_WRITTEN REQUEST:_
Please pull out every line in the material below that contains the string "秦皇岛港", and copy each one in full. Case counts when matching.

_DATA ROWS:_
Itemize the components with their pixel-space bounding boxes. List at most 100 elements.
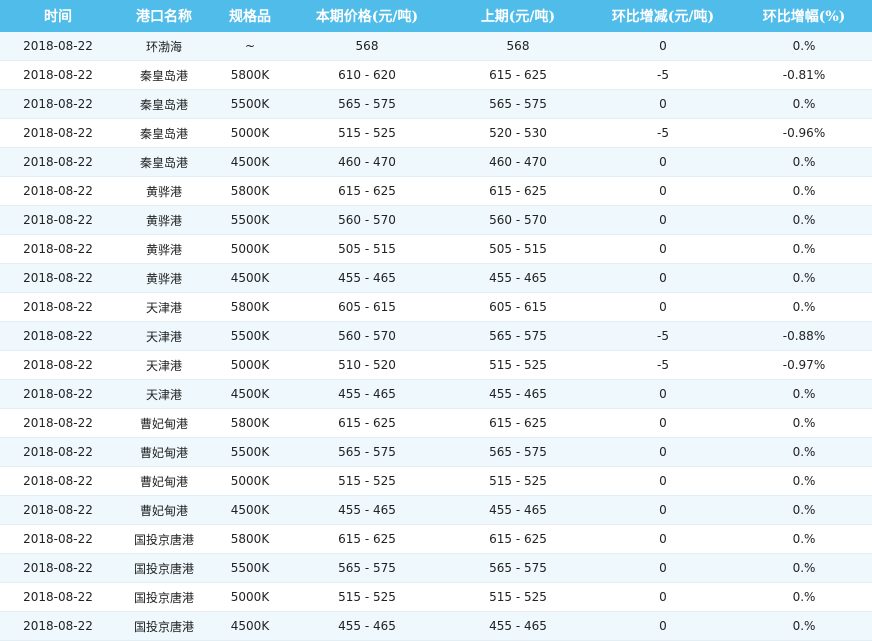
cell-grade: 5800K [212,524,288,554]
cell-change-percent: -0.96% [736,118,872,148]
cell-grade: 5000K [212,350,288,380]
table-row: 2018-08-22 国投京唐港 5500K 565 - 575 565 - 575 0 0… [0,553,872,583]
cell-grade: 5500K [212,321,288,351]
cell-change-percent: 0.% [736,292,872,322]
cell-port-name: 黄骅港 [116,234,212,264]
cell-change-percent: 0.% [736,611,872,641]
cell-previous-price: 455 - 465 [446,495,590,525]
header-change-amount: 环比增减(元/吨) [590,0,736,32]
cell-current-price: 560 - 570 [288,321,446,351]
cell-grade: 4500K [212,147,288,177]
cell-previous-price: 615 - 625 [446,176,590,206]
table-row: 2018-08-22 黄骅港 5800K 615 - 625 615 - 625 0 0.% [0,176,872,206]
header-previous-price: 上期(元/吨) [446,0,590,32]
cell-previous-price: 565 - 575 [446,553,590,583]
cell-current-price: 455 - 465 [288,263,446,293]
table-row: 2018-08-22 环渤海 ~568 568 0 0.% [0,32,872,61]
cell-change-amount: 0 [590,582,736,612]
table-row: 2018-08-22 秦皇岛港 5800K 610 - 620 615 - 625 -5-… [0,60,872,90]
cell-port-name: 黄骅港 [116,263,212,293]
cell-change-percent: 0.% [736,263,872,293]
price-table: 时间 港口名称 规格品 本期价格(元/吨) 上期(元/吨) 环比增减(元/吨) … [0,0,872,641]
cell-time: 2018-08-22 [0,321,116,351]
cell-previous-price: 615 - 625 [446,524,590,554]
cell-current-price: 505 - 515 [288,234,446,264]
cell-change-percent: 0.% [736,147,872,177]
cell-current-price: 455 - 465 [288,379,446,409]
table-row: 2018-08-22 天津港 4500K 455 - 465 455 - 465 0 0.% [0,379,872,409]
cell-change-amount: 0 [590,524,736,554]
table-row: 2018-08-22 曹妃甸港 5000K 515 - 525 515 - 525 0 0.… [0,466,872,496]
cell-grade: 5000K [212,466,288,496]
cell-port-name: 天津港 [116,379,212,409]
cell-change-percent: 0.% [736,408,872,438]
table-row: 2018-08-22 秦皇岛港 5500K 565 - 575 565 - 575 0 0.… [0,89,872,119]
cell-grade: 5500K [212,553,288,583]
cell-previous-price: 455 - 465 [446,611,590,641]
cell-port-name: 曹妃甸港 [116,408,212,438]
cell-change-amount: -5 [590,321,736,351]
cell-time: 2018-08-22 [0,176,116,206]
header-port-name: 港口名称 [116,0,212,32]
cell-time: 2018-08-22 [0,553,116,583]
cell-port-name: 国投京唐港 [116,553,212,583]
header-grade: 规格品 [212,0,288,32]
cell-change-amount: 0 [590,32,736,61]
cell-time: 2018-08-22 [0,379,116,409]
cell-time: 2018-08-22 [0,524,116,554]
cell-time: 2018-08-22 [0,89,116,119]
cell-change-percent: 0.% [736,553,872,583]
cell-port-name: 天津港 [116,321,212,351]
cell-grade: 5000K [212,118,288,148]
cell-port-name: 黄骅港 [116,176,212,206]
cell-change-amount: 0 [590,292,736,322]
cell-change-amount: 0 [590,437,736,467]
cell-current-price: 515 - 525 [288,466,446,496]
cell-current-price: 615 - 625 [288,176,446,206]
cell-time: 2018-08-22 [0,147,116,177]
cell-change-amount: -5 [590,60,736,90]
cell-previous-price: 565 - 575 [446,321,590,351]
cell-time: 2018-08-22 [0,350,116,380]
cell-time: 2018-08-22 [0,263,116,293]
cell-change-percent: -0.97% [736,350,872,380]
cell-port-name: 秦皇岛港 [116,89,212,119]
cell-previous-price: 565 - 575 [446,437,590,467]
cell-current-price: 615 - 625 [288,408,446,438]
cell-current-price: 568 [288,32,446,61]
cell-port-name: 黄骅港 [116,205,212,235]
cell-time: 2018-08-22 [0,292,116,322]
cell-grade: 4500K [212,611,288,641]
cell-previous-price: 615 - 625 [446,408,590,438]
cell-previous-price: 568 [446,32,590,61]
cell-port-name: 曹妃甸港 [116,495,212,525]
table-row: 2018-08-22 国投京唐港 5800K 615 - 625 615 - 625 0 0… [0,524,872,554]
cell-grade: 5800K [212,176,288,206]
cell-port-name: 环渤海 [116,32,212,61]
cell-change-percent: 0.% [736,524,872,554]
cell-change-amount: 0 [590,176,736,206]
table-row: 2018-08-22 曹妃甸港 5500K 565 - 575 565 - 575 0 0.… [0,437,872,467]
cell-port-name: 国投京唐港 [116,524,212,554]
cell-current-price: 455 - 465 [288,495,446,525]
cell-port-name: 秦皇岛港 [116,147,212,177]
cell-grade: 5800K [212,292,288,322]
cell-current-price: 515 - 525 [288,582,446,612]
cell-current-price: 510 - 520 [288,350,446,380]
cell-change-percent: 0.% [736,89,872,119]
cell-port-name: 曹妃甸港 [116,437,212,467]
cell-current-price: 610 - 620 [288,60,446,90]
cell-change-amount: 0 [590,205,736,235]
cell-change-amount: 0 [590,379,736,409]
cell-change-amount: 0 [590,89,736,119]
header-change-percent: 环比增幅(%) [736,0,872,32]
cell-change-amount: 0 [590,466,736,496]
table-row: 2018-08-22 国投京唐港 4500K 455 - 465 455 - 465 0 0… [0,611,872,641]
table-row: 2018-08-22 黄骅港 4500K 455 - 465 455 - 465 0 0.% [0,263,872,293]
cell-previous-price: 565 - 575 [446,89,590,119]
table-row: 2018-08-22 秦皇岛港 5000K 515 - 525 520 - 530 -5-… [0,118,872,148]
cell-change-amount: 0 [590,408,736,438]
cell-previous-price: 520 - 530 [446,118,590,148]
table-header-row: 时间 港口名称 规格品 本期价格(元/吨) 上期(元/吨) 环比增减(元/吨) … [0,0,872,32]
cell-time: 2018-08-22 [0,611,116,641]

_SOLUTION TO THE EXERCISE:_
table-row: 2018-08-22 秦皇岛港 5800K 610 - 620 615 - 625 -5-… [0,60,872,90]
table-row: 2018-08-22 秦皇岛港 5500K 565 - 575 565 - 575 0 0.… [0,89,872,119]
cell-port-name: 秦皇岛港 [116,89,212,119]
cell-port-name: 秦皇岛港 [116,147,212,177]
table-row: 2018-08-22 秦皇岛港 5000K 515 - 525 520 - 530 -5-… [0,118,872,148]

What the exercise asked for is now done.